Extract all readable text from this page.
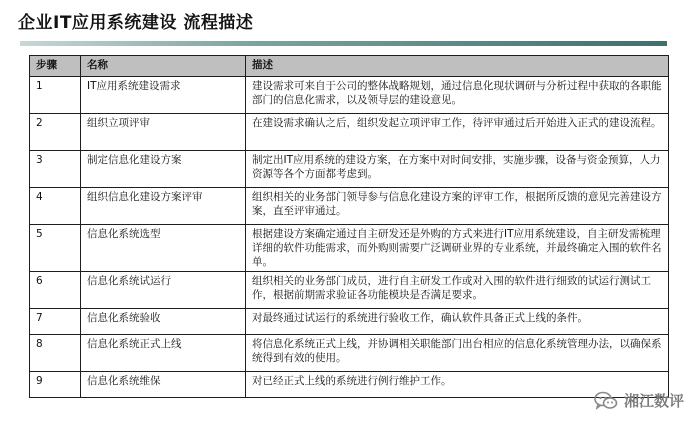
企业IT应用系统建设 流程描述
步骤	名称	描述
1	IT应用系统建设需求	建设需求可来自于公司的整体战略规划，通过信息化现状调研与分析过程中获取的各职能部门的信息化需求，以及领导层的建设意见。
2	组织立项评审	在建设需求确认之后，组织发起立项评审工作，待评审通过后开始进入正式的建设流程。
3	制定信息化建设方案	制定出IT应用系统的建设方案，在方案中对时间安排，实施步骤，设备与资金预算，人力资源等各个方面都考虑到。
4	组织信息化建设方案评审	组织相关的业务部门领导参与信息化建设方案的评审工作，根据所反馈的意见完善建设方案，直至评审通过。
5	信息化系统选型	根据建设方案确定通过自主研发还是外购的方式来进行IT应用系统建设，自主研发需梳理详细的软件功能需求，而外购则需要广泛调研业界的专业系统，并最终确定入围的软件名单。
6	信息化系统试运行	组织相关的业务部门成员，进行自主研发工作或对入围的软件进行细致的试运行测试工作，根据前期需求验证各功能模块是否满足要求。
7	信息化系统验收	对最终通过试运行的系统进行验收工作，确认软件具备正式上线的条件。
8	信息化系统正式上线	将信息化系统正式上线，并协调相关职能部门出台相应的信息化系统管理办法，以确保系统得到有效的使用。
9	信息化系统维保	对已经正式上线的系统进行例行维护工作。
湘江数评
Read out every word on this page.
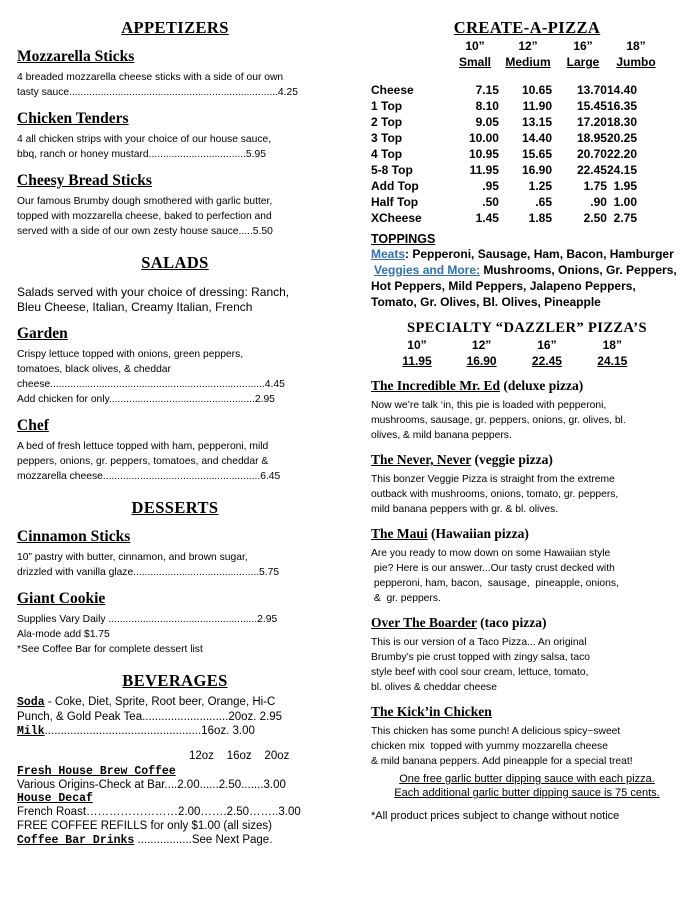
APPETIZERS
Mozzarella Sticks
4 breaded mozzarella cheese sticks with a side of our own
tasty sauce.........................................................................4.25
Chicken Tenders
4 all chicken strips with your choice of our house sauce,
bbq, ranch or honey mustard..................................5.95
Cheesy Bread Sticks
Our famous Brumby dough smothered with garlic butter,
topped with mozzarella cheese, baked to perfection and
served with a side of our own zesty house sauce.....5.50
SALADS
Salads served with your choice of dressing: Ranch,
Bleu Cheese, Italian, Creamy Italian, French
Garden
Crispy lettuce topped with onions, green peppers,
tomatoes, black olives, & cheddar
cheese...........................................................................4.45
Add chicken for only...................................................2.95
Chef
A bed of fresh lettuce topped with ham, pepperoni, mild
peppers, onions, gr. peppers, tomatoes, and cheddar &
mozzarella cheese.......................................................6.45
DESSERTS
Cinnamon Sticks
10” pastry with butter, cinnamon, and brown sugar,
drizzled with vanilla glaze............................................5.75
Giant Cookie
Supplies Vary Daily ....................................................2.95
Ala-mode add $1.75
*See Coffee Bar for complete dessert list
BEVERAGES
Soda - Coke, Diet, Sprite, Root beer, Orange, Hi-C
Punch, & Gold Peak Tea...........................20oz. 2.95
Milk.................................................16oz. 3.00
12oz    16oz    20oz
Fresh House Brew Coffee
Various Origins-Check at Bar....2.00......2.50.......3.00
House Decaf
French Roast……………………2.00…….2.50……..3.00
FREE COFFEE REFILLS for only $1.00 (all sizes)
Coffee Bar Drinks .................See Next Page.
CREATE-A-PIZZA
	10”	12”	16”	18”
	Small	Medium	Large	Jumbo
Cheese	7.15	10.65	13.70	14.40
1 Top	8.10	11.90	15.45	16.35
2 Top	9.05	13.15	17.20	18.30
3 Top	10.00	14.40	18.95	20.25
4 Top	10.95	15.65	20.70	22.20
5-8 Top	11.95	16.90	22.45	24.15
Add Top	.95	1.25	1.75	1.95
Half Top	.50	.65	.90	1.00
XCheese	1.45	1.85	2.50	2.75
TOPPINGS
Meats: Pepperoni, Sausage, Ham, Bacon, Hamburger
Veggies and More: Mushrooms, Onions, Gr. Peppers, Hot Peppers, Mild Peppers, Jalapeno Peppers, Tomato, Gr. Olives, Bl. Olives, Pineapple
SPECIALTY “DAZZLER” PIZZA’S
10”	12”	16”	18”
11.95	16.90	22.45	24.15
The Incredible Mr. Ed (deluxe pizza)
Now we’re talk ‘in, this pie is loaded with pepperoni,
mushrooms, sausage, gr. peppers, onions, gr. olives, bl.
olives, & mild banana peppers.
The Never, Never (veggie pizza)
This bonzer Veggie Pizza is straight from the extreme
outback with mushrooms, onions, tomato, gr. peppers,
mild banana peppers with gr. & bl. olives.
The Maui (Hawaiian pizza)
Are you ready to mow down on some Hawaiian style
pie? Here is our answer...Our tasty crust decked with
pepperoni, ham, bacon,  sausage,  pineapple, onions,
&  gr. peppers.
Over The Boarder (taco pizza)
This is our version of a Taco Pizza... An original
Brumby’s pie crust topped with zingy salsa, taco
style beef with cool sour cream, lettuce, tomato,
bl. olives & cheddar cheese
The Kick’in Chicken
This chicken has some punch! A delicious spicy~sweet
chicken mix  topped with yummy mozzarella cheese
& mild banana peppers. Add pineapple for a special treat!
One free garlic butter dipping sauce with each pizza.
Each additional garlic butter dipping sauce is 75 cents.
*All product prices subject to change without notice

_Problem to solve:_ Go through the entries and return each line where the word "banana" appears.

_Result of this task:_
olives, & mild banana peppers.
mild banana peppers with gr. & bl. olives.
& mild banana peppers. Add pineapple for a special treat!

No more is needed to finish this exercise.